- **Supplied data**
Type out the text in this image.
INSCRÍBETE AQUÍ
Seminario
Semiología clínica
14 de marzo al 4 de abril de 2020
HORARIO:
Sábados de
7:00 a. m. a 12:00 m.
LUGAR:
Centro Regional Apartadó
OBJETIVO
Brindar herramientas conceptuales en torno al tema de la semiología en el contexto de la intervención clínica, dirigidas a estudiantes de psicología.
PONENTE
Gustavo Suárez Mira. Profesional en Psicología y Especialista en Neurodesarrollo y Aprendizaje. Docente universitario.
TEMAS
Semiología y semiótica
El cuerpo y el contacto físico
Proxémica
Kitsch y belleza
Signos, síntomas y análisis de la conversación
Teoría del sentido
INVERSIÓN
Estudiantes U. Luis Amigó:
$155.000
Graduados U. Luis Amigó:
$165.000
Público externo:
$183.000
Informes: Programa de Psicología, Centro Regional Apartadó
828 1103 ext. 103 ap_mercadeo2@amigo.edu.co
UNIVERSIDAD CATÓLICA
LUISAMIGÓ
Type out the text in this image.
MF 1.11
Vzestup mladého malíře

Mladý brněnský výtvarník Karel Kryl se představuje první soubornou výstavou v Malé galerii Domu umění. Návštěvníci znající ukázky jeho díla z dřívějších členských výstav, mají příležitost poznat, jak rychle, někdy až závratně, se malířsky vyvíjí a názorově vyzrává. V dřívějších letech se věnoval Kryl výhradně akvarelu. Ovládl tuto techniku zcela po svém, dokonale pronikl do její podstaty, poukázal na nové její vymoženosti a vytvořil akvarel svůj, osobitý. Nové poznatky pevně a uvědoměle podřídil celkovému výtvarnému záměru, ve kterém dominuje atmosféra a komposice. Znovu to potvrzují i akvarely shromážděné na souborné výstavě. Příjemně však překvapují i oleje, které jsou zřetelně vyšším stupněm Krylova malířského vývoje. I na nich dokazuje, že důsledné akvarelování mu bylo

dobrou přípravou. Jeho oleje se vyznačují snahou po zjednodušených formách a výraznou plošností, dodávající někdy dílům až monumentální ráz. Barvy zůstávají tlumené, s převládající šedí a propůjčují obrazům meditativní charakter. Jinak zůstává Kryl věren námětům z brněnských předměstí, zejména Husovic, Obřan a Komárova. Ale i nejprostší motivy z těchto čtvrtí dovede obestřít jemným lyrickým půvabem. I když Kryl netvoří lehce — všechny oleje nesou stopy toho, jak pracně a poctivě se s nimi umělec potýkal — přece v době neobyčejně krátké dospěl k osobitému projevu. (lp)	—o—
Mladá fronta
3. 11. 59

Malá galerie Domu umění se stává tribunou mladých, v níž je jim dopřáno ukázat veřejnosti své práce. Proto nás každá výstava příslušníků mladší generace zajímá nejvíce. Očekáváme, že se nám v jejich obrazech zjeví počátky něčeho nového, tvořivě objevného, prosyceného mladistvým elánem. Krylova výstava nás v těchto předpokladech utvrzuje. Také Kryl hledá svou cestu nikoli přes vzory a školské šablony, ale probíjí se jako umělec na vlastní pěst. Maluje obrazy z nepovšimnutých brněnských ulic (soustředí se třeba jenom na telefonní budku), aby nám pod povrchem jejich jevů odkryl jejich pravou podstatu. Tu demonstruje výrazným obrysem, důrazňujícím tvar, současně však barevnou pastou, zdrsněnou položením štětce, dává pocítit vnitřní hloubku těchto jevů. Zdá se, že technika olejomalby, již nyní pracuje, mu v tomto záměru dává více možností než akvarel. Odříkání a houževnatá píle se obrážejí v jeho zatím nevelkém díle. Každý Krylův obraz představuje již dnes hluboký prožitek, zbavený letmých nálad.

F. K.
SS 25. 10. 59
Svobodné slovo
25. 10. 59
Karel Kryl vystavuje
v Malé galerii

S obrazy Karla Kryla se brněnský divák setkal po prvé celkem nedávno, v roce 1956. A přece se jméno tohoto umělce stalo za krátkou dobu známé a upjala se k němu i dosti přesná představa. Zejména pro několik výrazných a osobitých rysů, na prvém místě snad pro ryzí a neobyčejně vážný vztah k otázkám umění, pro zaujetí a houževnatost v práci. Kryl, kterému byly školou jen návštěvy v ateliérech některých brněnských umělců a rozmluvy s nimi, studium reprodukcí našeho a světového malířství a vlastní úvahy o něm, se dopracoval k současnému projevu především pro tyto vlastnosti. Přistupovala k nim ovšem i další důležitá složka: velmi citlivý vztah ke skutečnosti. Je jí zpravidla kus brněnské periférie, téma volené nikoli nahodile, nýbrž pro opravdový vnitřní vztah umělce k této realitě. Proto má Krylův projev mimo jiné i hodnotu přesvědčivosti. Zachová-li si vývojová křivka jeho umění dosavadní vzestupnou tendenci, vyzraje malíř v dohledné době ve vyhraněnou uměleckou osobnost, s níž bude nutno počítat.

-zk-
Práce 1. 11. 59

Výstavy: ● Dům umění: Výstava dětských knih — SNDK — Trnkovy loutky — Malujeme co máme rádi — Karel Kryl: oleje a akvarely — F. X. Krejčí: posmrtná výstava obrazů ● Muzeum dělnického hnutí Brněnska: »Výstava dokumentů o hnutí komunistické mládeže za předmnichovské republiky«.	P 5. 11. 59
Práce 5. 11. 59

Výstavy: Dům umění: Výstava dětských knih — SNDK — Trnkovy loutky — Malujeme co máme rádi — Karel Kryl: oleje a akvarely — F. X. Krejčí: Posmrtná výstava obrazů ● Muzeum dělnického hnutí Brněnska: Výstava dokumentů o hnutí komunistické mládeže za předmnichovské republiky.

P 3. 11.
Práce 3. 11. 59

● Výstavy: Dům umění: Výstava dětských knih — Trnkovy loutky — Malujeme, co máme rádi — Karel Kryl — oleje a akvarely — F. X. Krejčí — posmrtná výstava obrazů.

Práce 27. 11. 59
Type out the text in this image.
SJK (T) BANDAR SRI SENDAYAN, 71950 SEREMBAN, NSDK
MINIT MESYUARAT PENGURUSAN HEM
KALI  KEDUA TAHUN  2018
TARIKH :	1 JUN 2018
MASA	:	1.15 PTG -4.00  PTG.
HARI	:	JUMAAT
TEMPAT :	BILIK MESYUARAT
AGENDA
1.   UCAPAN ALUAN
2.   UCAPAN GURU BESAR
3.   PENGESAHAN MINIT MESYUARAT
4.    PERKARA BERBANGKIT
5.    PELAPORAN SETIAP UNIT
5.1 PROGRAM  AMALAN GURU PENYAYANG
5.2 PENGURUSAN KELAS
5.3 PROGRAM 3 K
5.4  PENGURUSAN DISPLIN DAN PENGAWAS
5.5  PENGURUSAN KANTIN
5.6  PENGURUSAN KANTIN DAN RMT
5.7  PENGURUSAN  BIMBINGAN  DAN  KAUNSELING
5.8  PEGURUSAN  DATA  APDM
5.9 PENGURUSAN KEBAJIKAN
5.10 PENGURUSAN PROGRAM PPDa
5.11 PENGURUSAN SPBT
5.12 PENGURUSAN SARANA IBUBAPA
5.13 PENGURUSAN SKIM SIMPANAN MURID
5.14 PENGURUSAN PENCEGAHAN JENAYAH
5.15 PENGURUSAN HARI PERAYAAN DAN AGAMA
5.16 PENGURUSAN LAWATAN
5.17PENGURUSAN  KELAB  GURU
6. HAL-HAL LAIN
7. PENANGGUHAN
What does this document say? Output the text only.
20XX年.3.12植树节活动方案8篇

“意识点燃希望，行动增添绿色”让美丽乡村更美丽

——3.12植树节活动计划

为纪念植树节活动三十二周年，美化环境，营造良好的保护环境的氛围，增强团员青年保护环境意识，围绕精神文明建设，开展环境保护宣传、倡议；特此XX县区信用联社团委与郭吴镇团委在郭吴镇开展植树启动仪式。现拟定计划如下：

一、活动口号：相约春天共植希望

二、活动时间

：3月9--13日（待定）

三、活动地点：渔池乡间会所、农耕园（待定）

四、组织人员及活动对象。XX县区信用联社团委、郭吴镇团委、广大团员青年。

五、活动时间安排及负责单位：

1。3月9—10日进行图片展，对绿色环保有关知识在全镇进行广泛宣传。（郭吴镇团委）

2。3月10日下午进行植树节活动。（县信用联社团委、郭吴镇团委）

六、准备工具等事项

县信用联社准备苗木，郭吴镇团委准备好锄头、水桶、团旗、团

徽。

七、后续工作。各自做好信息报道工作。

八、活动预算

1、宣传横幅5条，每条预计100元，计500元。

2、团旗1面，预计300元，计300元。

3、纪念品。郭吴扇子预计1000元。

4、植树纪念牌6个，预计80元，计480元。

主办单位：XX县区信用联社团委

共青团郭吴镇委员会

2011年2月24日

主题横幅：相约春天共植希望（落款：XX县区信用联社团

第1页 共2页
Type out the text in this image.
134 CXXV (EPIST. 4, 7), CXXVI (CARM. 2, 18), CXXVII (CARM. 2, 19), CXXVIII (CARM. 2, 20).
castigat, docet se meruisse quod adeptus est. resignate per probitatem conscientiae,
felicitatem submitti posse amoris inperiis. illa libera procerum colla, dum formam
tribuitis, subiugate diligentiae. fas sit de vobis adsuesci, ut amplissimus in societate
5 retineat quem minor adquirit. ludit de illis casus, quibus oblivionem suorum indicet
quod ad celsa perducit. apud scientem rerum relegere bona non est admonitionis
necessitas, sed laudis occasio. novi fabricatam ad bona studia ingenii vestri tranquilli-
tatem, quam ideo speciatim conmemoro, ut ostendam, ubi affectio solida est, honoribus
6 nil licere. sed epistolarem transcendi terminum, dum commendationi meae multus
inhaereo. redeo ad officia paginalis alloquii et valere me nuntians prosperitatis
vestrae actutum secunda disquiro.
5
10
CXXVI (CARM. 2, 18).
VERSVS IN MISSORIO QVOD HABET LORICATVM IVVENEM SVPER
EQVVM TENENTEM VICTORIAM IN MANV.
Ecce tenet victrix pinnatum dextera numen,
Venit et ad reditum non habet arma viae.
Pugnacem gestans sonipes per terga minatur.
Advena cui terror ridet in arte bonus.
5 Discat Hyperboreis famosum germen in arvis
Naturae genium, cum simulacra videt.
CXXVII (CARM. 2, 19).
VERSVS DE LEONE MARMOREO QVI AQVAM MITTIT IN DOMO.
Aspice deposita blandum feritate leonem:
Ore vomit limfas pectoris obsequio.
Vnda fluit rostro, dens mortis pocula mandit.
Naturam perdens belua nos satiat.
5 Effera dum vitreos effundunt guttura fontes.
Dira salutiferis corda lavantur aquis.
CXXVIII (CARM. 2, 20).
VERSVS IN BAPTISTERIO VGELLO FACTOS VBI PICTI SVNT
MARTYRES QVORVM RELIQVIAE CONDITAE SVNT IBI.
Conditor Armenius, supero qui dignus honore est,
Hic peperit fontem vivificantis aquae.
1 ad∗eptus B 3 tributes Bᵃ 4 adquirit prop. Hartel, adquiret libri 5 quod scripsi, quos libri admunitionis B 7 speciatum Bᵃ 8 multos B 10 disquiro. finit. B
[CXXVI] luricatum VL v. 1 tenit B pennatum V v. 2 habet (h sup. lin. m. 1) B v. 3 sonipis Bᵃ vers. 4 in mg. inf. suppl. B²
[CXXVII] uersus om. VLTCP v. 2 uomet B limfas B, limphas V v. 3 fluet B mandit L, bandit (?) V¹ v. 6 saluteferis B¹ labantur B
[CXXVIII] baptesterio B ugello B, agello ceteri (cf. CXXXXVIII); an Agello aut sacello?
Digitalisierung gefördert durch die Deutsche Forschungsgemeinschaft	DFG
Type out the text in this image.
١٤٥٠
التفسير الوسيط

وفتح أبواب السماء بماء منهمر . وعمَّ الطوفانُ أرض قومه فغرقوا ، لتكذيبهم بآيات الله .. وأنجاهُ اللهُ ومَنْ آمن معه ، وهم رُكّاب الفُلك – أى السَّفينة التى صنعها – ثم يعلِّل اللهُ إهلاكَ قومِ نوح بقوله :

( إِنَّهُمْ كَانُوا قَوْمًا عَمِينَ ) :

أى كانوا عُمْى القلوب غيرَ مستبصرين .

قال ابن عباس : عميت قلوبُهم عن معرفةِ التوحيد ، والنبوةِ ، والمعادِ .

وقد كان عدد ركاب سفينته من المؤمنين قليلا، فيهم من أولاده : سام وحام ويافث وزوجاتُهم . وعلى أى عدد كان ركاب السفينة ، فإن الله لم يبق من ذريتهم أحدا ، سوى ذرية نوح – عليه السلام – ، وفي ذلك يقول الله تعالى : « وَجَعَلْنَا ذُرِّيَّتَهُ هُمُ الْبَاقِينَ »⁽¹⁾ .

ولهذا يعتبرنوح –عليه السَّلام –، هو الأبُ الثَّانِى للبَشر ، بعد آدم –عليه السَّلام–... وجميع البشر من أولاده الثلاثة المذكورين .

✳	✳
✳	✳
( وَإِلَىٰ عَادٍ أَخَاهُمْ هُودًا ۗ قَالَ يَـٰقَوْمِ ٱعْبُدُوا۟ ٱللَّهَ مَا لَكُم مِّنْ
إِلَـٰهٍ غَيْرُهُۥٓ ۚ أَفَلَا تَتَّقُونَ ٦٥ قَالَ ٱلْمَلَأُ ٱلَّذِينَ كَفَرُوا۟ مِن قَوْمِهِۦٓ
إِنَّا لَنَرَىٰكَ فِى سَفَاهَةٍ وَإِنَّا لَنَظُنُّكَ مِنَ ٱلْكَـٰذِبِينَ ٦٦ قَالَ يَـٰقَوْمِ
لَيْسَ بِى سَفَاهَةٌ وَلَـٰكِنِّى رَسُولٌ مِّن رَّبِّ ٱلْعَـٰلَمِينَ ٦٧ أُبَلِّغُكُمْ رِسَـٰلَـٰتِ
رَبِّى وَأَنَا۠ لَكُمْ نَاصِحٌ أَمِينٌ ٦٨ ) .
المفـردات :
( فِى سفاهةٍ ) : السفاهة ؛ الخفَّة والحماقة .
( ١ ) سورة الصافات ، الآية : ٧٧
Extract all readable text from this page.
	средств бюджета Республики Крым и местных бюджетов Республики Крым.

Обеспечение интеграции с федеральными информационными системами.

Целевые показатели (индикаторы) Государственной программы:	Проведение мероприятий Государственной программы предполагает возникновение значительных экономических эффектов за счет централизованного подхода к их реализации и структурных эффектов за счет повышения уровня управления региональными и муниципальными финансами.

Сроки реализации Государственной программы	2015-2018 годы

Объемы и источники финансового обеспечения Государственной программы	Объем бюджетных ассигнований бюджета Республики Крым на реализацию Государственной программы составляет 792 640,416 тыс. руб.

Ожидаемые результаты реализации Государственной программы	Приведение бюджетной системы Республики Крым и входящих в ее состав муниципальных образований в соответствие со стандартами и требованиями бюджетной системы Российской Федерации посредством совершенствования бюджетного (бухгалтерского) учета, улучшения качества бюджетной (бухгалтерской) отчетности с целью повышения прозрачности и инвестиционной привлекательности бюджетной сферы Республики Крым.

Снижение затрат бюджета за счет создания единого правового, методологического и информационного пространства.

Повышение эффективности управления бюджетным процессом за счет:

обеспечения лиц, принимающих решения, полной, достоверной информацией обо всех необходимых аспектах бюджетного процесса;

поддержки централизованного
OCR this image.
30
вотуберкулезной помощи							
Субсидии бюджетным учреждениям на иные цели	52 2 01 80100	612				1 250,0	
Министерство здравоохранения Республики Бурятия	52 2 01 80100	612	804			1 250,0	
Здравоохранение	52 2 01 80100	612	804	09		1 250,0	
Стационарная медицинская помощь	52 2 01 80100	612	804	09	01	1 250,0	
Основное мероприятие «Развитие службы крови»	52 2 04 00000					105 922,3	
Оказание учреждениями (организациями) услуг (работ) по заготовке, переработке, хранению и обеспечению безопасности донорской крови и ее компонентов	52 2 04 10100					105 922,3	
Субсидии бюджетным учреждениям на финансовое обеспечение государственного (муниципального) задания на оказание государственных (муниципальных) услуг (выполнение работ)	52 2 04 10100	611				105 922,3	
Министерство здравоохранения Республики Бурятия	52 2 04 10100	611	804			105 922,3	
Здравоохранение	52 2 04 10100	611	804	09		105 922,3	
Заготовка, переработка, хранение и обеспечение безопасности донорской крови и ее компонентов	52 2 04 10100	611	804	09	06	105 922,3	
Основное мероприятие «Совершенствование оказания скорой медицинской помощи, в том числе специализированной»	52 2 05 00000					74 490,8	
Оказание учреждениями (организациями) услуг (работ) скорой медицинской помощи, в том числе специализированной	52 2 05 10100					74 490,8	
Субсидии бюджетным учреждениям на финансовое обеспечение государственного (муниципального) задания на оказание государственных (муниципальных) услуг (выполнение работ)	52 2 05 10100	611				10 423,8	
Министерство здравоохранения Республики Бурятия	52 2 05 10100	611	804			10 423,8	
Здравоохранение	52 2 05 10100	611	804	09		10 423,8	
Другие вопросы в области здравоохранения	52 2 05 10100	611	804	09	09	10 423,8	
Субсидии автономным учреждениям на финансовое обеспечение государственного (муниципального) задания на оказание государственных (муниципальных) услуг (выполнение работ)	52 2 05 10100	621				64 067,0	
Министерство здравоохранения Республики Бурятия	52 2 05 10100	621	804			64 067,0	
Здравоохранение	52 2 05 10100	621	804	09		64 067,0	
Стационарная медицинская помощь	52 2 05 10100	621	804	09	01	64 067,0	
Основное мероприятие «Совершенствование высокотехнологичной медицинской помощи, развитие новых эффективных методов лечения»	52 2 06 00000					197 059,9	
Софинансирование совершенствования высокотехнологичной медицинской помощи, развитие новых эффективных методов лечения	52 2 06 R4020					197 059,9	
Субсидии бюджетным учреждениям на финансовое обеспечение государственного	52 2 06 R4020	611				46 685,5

- **Aim**
In the records above, collect each line with "相约春天共植希望".

- **Expected answer**
一、活动口号：相约春天共植希望
主题横幅：相约春天共植希望（落款：XX县区信用联社团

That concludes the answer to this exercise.